Exercise goal:
Filter these entries, keeping only lines that hold the word "well".

Input:
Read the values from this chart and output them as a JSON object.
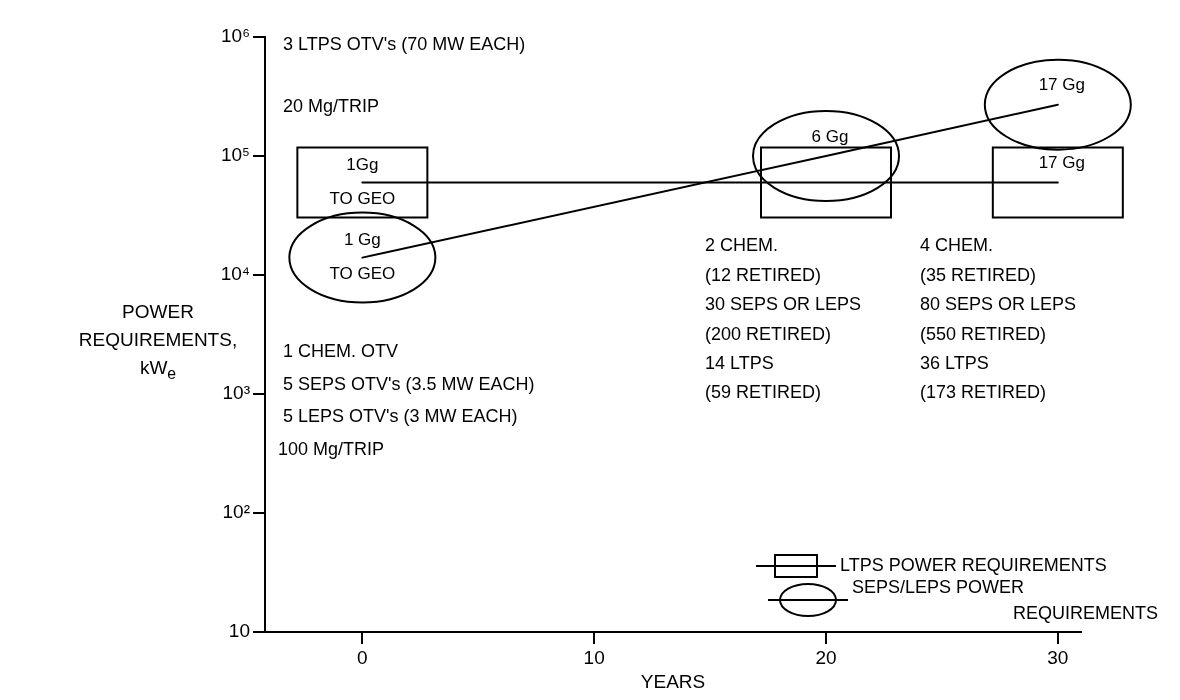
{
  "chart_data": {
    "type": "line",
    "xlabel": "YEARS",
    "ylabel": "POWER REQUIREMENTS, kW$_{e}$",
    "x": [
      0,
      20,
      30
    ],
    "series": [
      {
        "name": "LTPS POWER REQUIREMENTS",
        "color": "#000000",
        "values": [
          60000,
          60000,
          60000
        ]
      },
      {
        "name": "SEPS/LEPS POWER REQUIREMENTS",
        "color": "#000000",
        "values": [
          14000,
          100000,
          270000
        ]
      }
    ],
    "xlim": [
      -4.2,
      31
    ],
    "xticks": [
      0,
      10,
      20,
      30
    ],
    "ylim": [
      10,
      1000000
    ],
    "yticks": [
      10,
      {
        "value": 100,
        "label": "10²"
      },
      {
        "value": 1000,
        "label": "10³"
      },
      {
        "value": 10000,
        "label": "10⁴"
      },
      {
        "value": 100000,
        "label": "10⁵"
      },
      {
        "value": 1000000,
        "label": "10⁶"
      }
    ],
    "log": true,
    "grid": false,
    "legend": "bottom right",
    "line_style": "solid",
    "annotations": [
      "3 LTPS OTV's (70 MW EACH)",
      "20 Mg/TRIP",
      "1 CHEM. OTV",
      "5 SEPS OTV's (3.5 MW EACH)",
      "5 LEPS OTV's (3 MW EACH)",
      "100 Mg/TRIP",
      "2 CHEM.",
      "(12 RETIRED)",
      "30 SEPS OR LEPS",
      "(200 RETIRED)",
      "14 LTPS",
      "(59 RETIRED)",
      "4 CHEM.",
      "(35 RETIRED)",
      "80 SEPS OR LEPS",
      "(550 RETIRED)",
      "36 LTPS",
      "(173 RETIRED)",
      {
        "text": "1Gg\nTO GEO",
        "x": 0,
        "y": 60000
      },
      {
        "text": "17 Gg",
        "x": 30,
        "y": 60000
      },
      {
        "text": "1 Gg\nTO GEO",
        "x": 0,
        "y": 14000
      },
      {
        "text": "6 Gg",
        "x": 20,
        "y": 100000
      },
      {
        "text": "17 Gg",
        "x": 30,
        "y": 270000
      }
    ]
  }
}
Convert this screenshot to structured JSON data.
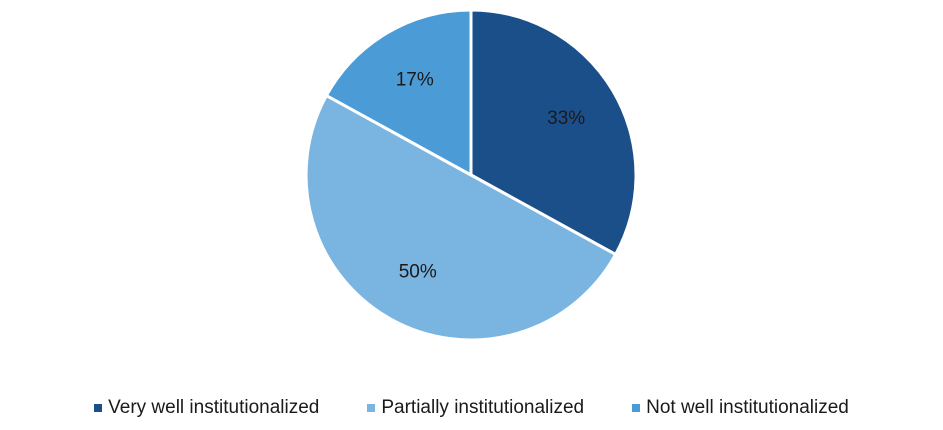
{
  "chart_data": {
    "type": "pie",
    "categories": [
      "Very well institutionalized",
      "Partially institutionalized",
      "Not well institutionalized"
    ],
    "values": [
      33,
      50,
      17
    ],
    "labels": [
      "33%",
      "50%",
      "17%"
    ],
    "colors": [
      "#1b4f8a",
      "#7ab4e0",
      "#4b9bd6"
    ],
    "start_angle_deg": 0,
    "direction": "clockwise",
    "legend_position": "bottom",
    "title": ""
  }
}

Written answer:
      "Very well institutionalized",
      "Not well institutionalized"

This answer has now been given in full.